▼

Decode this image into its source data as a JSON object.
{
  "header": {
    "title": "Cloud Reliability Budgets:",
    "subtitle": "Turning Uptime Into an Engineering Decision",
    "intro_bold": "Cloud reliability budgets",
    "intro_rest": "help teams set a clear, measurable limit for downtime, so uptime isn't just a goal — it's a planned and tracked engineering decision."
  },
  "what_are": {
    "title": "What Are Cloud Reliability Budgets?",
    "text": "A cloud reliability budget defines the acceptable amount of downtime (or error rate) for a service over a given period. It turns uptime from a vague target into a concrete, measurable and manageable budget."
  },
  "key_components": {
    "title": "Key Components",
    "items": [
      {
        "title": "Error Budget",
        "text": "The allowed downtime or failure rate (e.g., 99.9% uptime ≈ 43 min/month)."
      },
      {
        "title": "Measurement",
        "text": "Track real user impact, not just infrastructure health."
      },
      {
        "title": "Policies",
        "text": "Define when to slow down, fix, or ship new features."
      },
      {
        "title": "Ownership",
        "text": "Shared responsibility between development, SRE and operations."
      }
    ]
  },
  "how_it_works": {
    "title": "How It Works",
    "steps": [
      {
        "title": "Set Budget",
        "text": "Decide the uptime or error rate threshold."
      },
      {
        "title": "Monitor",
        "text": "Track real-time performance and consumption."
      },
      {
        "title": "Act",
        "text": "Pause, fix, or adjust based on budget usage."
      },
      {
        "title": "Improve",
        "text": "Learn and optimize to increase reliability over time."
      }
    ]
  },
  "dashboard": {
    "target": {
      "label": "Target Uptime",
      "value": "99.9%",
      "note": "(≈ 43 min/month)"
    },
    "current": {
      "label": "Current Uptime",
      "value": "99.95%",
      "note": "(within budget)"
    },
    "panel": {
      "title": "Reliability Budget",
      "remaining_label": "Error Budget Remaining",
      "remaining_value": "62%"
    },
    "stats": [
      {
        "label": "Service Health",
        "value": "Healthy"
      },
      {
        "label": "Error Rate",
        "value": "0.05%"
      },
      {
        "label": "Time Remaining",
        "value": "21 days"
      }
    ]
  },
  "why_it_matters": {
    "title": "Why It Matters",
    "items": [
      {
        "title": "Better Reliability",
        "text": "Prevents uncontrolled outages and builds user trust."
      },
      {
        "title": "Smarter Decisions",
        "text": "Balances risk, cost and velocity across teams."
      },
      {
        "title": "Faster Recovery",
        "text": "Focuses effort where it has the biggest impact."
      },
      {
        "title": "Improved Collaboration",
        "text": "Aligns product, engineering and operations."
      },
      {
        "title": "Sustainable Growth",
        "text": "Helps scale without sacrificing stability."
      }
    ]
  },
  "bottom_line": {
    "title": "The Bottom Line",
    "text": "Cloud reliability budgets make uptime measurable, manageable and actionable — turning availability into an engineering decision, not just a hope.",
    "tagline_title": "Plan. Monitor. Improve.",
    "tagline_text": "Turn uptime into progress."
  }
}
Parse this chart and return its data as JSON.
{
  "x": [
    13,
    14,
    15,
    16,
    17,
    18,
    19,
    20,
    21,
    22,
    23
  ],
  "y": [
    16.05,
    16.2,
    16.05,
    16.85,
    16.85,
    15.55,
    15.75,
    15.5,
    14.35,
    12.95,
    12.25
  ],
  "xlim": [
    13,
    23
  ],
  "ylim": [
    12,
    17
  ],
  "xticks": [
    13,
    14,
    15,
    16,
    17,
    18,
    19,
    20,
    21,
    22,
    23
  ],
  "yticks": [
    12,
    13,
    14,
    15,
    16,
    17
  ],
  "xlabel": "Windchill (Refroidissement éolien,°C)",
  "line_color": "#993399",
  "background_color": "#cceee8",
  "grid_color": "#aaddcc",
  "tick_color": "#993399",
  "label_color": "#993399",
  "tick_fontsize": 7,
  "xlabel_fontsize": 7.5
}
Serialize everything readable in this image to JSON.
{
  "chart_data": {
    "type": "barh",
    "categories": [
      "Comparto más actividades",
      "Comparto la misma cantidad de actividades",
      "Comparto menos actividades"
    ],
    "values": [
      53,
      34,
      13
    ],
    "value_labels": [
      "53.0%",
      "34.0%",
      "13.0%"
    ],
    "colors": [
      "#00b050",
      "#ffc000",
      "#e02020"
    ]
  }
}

▲

**What is needed**
Reproduce each entry from the records above, character for character.

**Exercise response**
Decode this image into its source data as a JSON object.
{
  "header": {
    "title": "Cloud Reliability Budgets:",
    "subtitle": "Turning Uptime Into an Engineering Decision",
    "intro_bold": "Cloud reliability budgets",
    "intro_rest": "help teams set a clear, measurable limit for downtime, so uptime isn't just a goal — it's a planned and tracked engineering decision."
  },
  "what_are": {
    "title": "What Are Cloud Reliability Budgets?",
    "text": "A cloud reliability budget defines the acceptable amount of downtime (or error rate) for a service over a given period. It turns uptime from a vague target into a concrete, measurable and manageable budget."
  },
  "key_components": {
    "title": "Key Components",
    "items": [
      {
        "title": "Error Budget",
        "text": "The allowed downtime or failure rate (e.g., 99.9% uptime ≈ 43 min/month)."
      },
      {
        "title": "Measurement",
        "text": "Track real user impact, not just infrastructure health."
      },
      {
        "title": "Policies",
        "text": "Define when to slow down, fix, or ship new features."
      },
      {
        "title": "Ownership",
        "text": "Shared responsibility between development, SRE and operations."
      }
    ]
  },
  "how_it_works": {
    "title": "How It Works",
    "steps": [
      {
        "title": "Set Budget",
        "text": "Decide the uptime or error rate threshold."
      },
      {
        "title": "Monitor",
        "text": "Track real-time performance and consumption."
      },
      {
        "title": "Act",
        "text": "Pause, fix, or adjust based on budget usage."
      },
      {
        "title": "Improve",
        "text": "Learn and optimize to increase reliability over time."
      }
    ]
  },
  "dashboard": {
    "target": {
      "label": "Target Uptime",
      "value": "99.9%",
      "note": "(≈ 43 min/month)"
    },
    "current": {
      "label": "Current Uptime",
      "value": "99.95%",
      "note": "(within budget)"
    },
    "panel": {
      "title": "Reliability Budget",
      "remaining_label": "Error Budget Remaining",
      "remaining_value": "62%"
    },
    "stats": [
      {
        "label": "Service Health",
        "value": "Healthy"
      },
      {
        "label": "Error Rate",
        "value": "0.05%"
      },
      {
        "label": "Time Remaining",
        "value": "21 days"
      }
    ]
  },
  "why_it_matters": {
    "title": "Why It Matters",
    "items": [
      {
        "title": "Better Reliability",
        "text": "Prevents uncontrolled outages and builds user trust."
      },
      {
        "title": "Smarter Decisions",
        "text": "Balances risk, cost and velocity across teams."
      },
      {
        "title": "Faster Recovery",
        "text": "Focuses effort where it has the biggest impact."
      },
      {
        "title": "Improved Collaboration",
        "text": "Aligns product, engineering and operations."
      },
      {
        "title": "Sustainable Growth",
        "text": "Helps scale without sacrificing stability."
      }
    ]
  },
  "bottom_line": {
    "title": "The Bottom Line",
    "text": "Cloud reliability budgets make uptime measurable, manageable and actionable — turning availability into an engineering decision, not just a hope.",
    "tagline_title": "Plan. Monitor. Improve.",
    "tagline_text": "Turn uptime into progress."
  }
}
Parse this chart and return its data as JSON.
{
  "x": [
    13,
    14,
    15,
    16,
    17,
    18,
    19,
    20,
    21,
    22,
    23
  ],
  "y": [
    16.05,
    16.2,
    16.05,
    16.85,
    16.85,
    15.55,
    15.75,
    15.5,
    14.35,
    12.95,
    12.25
  ],
  "xlim": [
    13,
    23
  ],
  "ylim": [
    12,
    17
  ],
  "xticks": [
    13,
    14,
    15,
    16,
    17,
    18,
    19,
    20,
    21,
    22,
    23
  ],
  "yticks": [
    12,
    13,
    14,
    15,
    16,
    17
  ],
  "xlabel": "Windchill (Refroidissement éolien,°C)",
  "line_color": "#993399",
  "background_color": "#cceee8",
  "grid_color": "#aaddcc",
  "tick_color": "#993399",
  "label_color": "#993399",
  "tick_fontsize": 7,
  "xlabel_fontsize": 7.5
}
Serialize everything readable in this image to JSON.
{
  "chart_data": {
    "type": "barh",
    "categories": [
      "Comparto más actividades",
      "Comparto la misma cantidad de actividades",
      "Comparto menos actividades"
    ],
    "values": [
      53,
      34,
      13
    ],
    "value_labels": [
      "53.0%",
      "34.0%",
      "13.0%"
    ],
    "colors": [
      "#00b050",
      "#ffc000",
      "#e02020"
    ]
  }
}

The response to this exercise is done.